WRITTEN PROBLEM:
Filter the records below down to lines containing "práce".

** Start of GIVEN INFORMATION **

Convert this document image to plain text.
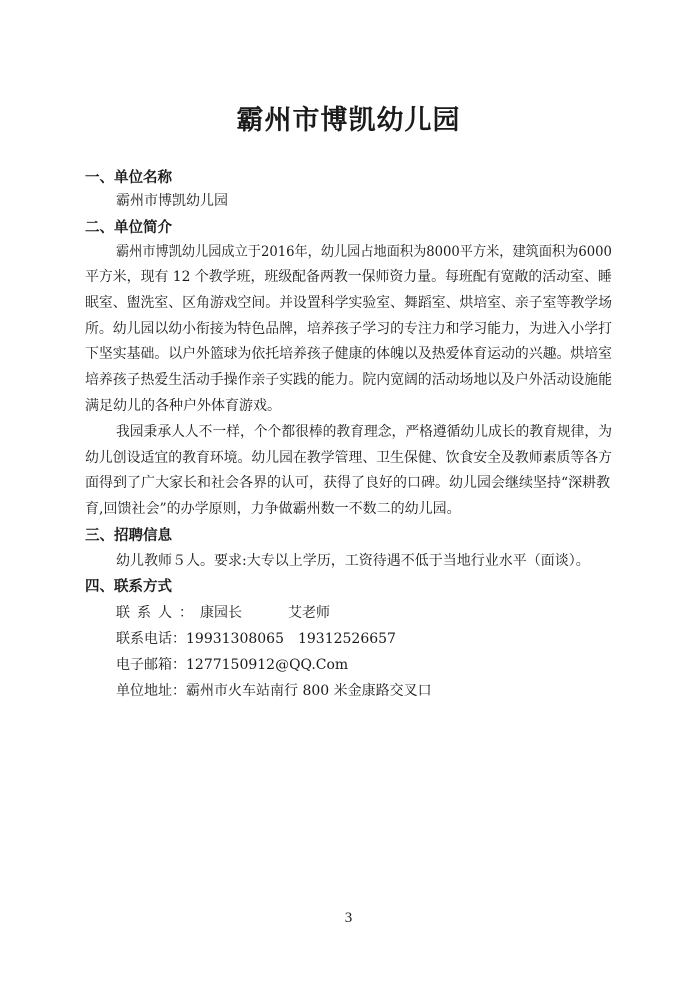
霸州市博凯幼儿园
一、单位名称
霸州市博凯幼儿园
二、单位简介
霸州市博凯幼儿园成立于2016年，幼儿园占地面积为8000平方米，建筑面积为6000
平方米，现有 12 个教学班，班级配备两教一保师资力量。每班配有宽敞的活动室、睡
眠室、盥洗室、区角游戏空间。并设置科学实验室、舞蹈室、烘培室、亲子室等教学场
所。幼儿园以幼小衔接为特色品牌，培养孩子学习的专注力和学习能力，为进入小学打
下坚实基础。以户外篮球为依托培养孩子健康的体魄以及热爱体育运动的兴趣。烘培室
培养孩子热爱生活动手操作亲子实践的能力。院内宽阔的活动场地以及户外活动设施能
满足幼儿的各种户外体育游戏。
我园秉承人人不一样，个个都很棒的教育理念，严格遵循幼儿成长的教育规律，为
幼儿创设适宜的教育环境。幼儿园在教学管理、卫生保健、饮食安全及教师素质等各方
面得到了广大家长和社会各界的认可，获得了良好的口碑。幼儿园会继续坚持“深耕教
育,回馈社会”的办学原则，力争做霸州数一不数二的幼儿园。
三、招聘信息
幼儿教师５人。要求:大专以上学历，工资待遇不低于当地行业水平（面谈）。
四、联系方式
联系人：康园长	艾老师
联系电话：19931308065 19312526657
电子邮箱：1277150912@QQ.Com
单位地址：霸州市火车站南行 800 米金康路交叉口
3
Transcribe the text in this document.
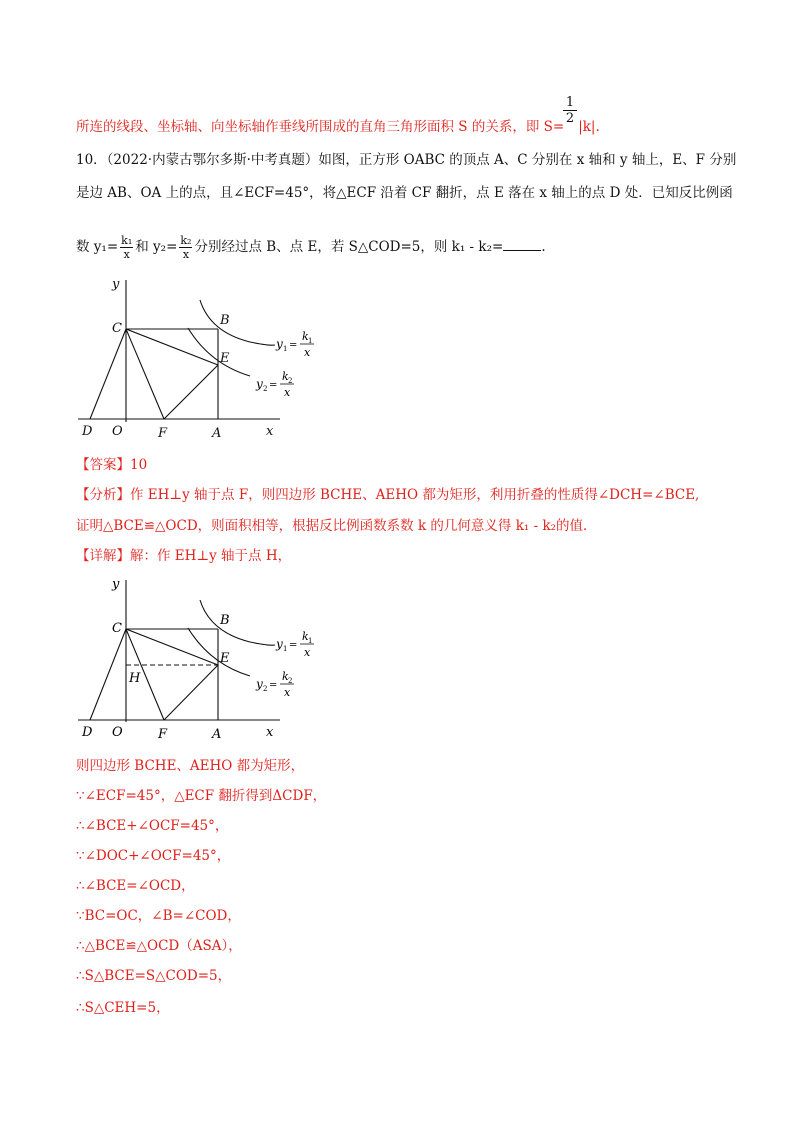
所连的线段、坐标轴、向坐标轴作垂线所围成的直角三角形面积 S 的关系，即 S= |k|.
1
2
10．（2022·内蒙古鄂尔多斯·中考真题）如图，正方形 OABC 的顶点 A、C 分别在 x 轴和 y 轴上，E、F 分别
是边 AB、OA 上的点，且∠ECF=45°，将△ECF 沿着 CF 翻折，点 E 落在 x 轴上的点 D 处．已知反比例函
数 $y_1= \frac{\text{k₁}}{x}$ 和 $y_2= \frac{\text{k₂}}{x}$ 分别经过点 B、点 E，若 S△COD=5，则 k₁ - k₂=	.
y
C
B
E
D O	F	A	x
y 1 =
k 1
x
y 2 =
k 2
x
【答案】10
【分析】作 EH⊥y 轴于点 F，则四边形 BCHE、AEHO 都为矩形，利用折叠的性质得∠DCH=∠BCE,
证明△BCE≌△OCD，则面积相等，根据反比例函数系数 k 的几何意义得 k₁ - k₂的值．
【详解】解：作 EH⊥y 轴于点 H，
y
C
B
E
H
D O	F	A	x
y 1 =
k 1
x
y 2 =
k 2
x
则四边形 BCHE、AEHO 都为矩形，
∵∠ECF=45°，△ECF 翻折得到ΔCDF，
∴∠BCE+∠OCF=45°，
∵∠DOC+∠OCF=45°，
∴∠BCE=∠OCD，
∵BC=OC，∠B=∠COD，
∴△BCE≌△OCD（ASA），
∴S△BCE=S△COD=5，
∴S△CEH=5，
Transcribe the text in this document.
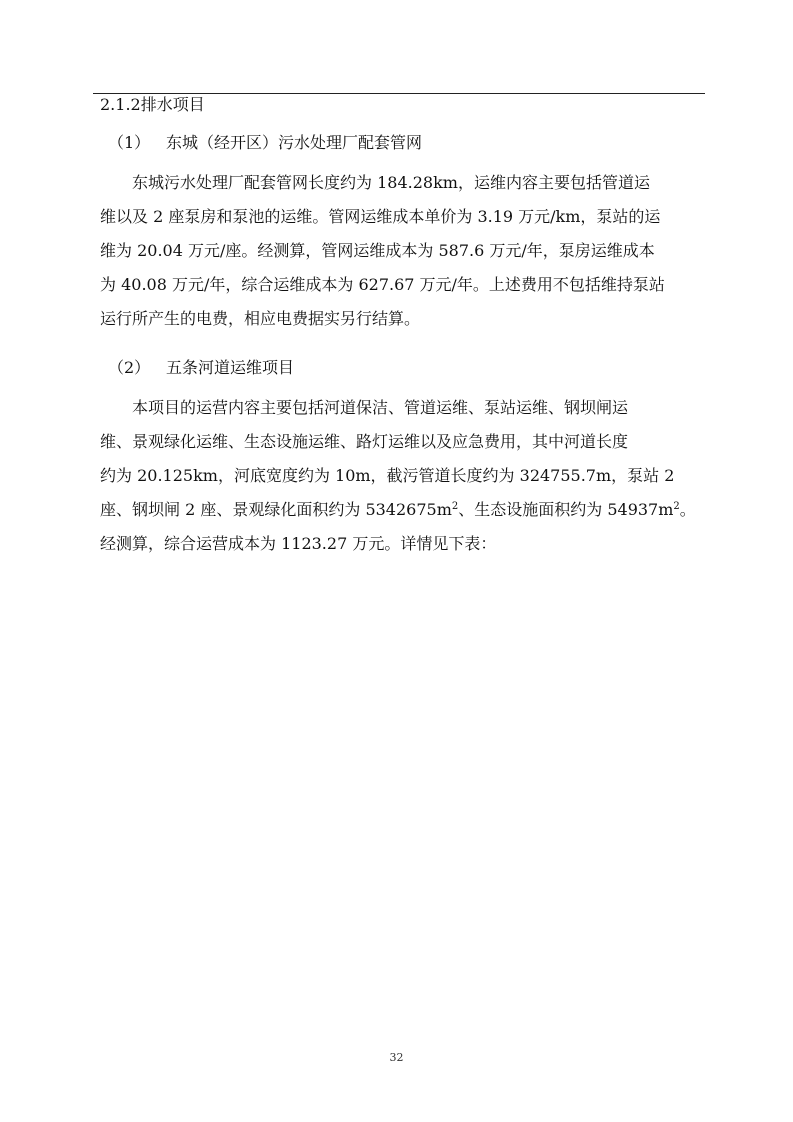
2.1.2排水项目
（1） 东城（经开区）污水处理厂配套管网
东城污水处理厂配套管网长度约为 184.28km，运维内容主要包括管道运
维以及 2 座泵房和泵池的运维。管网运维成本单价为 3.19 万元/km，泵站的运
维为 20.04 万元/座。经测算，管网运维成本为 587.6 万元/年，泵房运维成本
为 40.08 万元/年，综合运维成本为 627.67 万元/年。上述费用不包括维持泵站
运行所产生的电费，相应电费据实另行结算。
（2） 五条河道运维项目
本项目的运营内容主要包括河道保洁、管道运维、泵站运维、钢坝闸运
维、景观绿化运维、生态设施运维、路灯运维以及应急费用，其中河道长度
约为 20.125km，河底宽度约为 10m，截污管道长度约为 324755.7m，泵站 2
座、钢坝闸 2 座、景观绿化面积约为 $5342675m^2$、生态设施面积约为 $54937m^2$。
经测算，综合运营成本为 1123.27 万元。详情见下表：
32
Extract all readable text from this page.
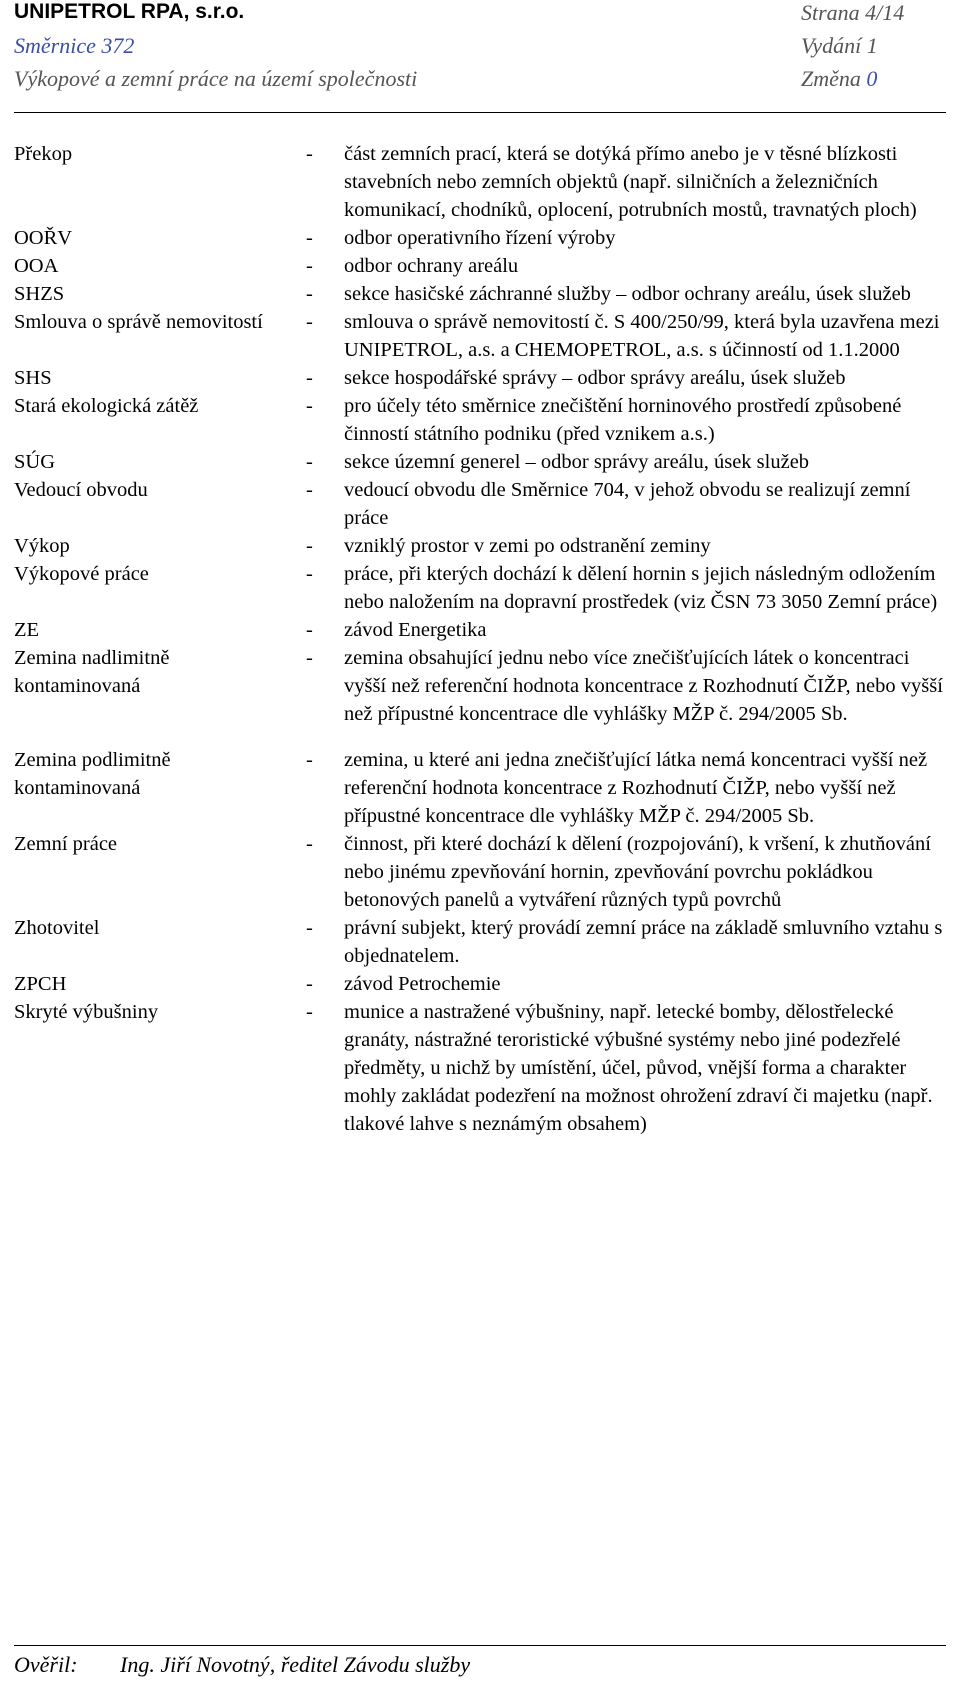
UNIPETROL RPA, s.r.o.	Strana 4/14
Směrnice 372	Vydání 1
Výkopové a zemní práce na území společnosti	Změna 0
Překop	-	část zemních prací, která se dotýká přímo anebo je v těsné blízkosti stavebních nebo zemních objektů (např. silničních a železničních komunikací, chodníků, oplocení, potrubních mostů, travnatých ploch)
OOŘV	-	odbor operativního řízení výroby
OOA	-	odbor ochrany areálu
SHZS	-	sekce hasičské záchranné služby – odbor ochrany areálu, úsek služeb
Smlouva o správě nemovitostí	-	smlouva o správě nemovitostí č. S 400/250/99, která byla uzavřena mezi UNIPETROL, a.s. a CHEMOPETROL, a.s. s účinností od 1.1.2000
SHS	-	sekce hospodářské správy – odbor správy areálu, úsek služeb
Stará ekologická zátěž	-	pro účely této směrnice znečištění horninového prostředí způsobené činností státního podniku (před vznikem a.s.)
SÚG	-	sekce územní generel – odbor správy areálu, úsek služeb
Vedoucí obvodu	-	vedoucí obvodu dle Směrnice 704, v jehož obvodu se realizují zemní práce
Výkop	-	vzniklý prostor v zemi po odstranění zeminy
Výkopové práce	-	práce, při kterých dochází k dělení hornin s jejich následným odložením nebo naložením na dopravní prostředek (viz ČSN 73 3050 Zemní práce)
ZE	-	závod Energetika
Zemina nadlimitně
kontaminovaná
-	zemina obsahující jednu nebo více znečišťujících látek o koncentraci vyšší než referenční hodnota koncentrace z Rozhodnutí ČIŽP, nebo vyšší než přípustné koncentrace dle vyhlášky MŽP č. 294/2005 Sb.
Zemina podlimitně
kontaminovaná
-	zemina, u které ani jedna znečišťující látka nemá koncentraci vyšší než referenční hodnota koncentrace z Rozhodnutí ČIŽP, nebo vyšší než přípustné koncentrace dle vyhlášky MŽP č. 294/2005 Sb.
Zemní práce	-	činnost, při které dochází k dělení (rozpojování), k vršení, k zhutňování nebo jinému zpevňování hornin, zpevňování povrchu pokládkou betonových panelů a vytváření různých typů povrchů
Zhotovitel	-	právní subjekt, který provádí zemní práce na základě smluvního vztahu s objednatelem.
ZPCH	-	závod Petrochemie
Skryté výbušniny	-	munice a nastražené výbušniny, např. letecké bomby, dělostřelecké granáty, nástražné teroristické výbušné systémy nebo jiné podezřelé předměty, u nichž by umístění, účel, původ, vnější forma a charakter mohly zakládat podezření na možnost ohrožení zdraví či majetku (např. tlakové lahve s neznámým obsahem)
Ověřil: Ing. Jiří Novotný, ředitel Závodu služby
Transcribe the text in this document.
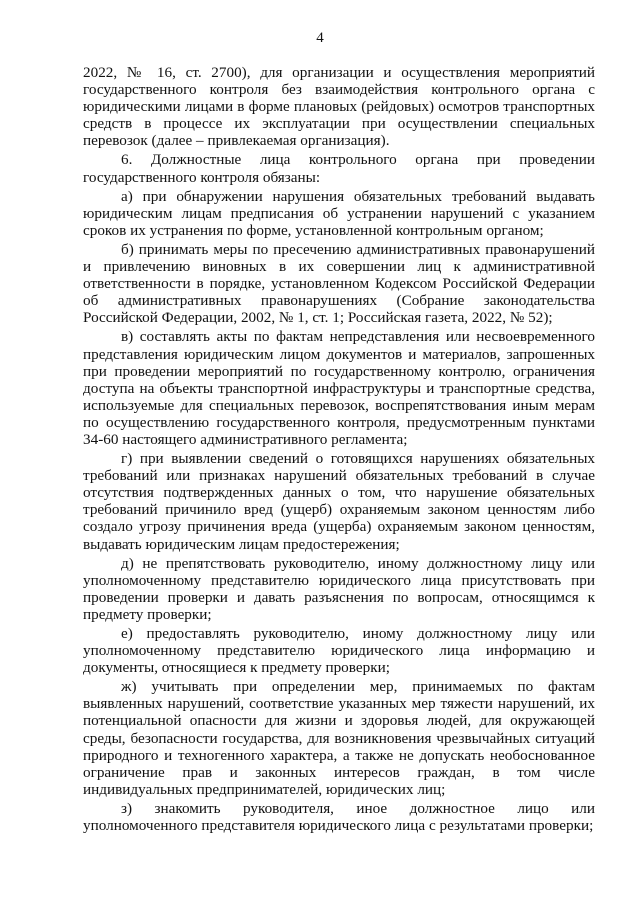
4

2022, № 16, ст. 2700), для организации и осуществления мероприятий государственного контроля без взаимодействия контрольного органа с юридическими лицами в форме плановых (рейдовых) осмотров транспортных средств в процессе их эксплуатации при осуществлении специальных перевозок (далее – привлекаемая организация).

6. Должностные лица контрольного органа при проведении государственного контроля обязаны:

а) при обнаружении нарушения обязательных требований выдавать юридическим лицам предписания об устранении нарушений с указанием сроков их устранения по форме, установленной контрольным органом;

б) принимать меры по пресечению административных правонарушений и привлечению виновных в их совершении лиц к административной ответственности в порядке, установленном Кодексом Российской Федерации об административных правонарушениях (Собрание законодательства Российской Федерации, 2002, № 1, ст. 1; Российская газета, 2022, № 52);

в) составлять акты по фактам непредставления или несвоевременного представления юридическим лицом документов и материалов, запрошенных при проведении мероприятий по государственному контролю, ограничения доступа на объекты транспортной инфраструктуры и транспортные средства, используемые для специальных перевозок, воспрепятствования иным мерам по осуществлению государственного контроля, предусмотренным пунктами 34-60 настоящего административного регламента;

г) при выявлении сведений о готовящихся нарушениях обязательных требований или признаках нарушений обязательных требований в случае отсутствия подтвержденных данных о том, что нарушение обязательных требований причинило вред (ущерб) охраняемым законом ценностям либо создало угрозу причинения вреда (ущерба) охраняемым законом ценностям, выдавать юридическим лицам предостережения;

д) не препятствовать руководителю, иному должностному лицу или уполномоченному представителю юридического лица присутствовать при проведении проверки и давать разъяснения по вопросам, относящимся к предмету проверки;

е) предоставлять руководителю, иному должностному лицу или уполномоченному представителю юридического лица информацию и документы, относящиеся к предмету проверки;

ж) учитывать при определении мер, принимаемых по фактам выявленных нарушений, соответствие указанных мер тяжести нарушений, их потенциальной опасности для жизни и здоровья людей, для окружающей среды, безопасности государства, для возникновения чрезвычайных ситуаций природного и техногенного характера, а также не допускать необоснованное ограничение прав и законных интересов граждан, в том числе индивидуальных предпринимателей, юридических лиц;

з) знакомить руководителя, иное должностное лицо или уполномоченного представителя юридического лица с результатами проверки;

** End of GIVEN INFORMATION **

PROBLEM SOLUTION:
Výkopové a zemní práce na území společnosti	Změna 0
Vedoucí obvodu	-	vedoucí obvodu dle Směrnice 704, v jehož obvodu se realizují zemní práce
Výkopové práce	-	práce, při kterých dochází k dělení hornin s jejich následným odložením nebo naložením na dopravní prostředek (viz ČSN 73 3050 Zemní práce)
Zemní práce	-	činnost, při které dochází k dělení (rozpojování), k vršení, k zhutňování nebo jinému zpevňování hornin, zpevňování povrchu pokládkou betonových panelů a vytváření různých typů povrchů
Zhotovitel	-	právní subjekt, který provádí zemní práce na základě smluvního vztahu s objednatelem.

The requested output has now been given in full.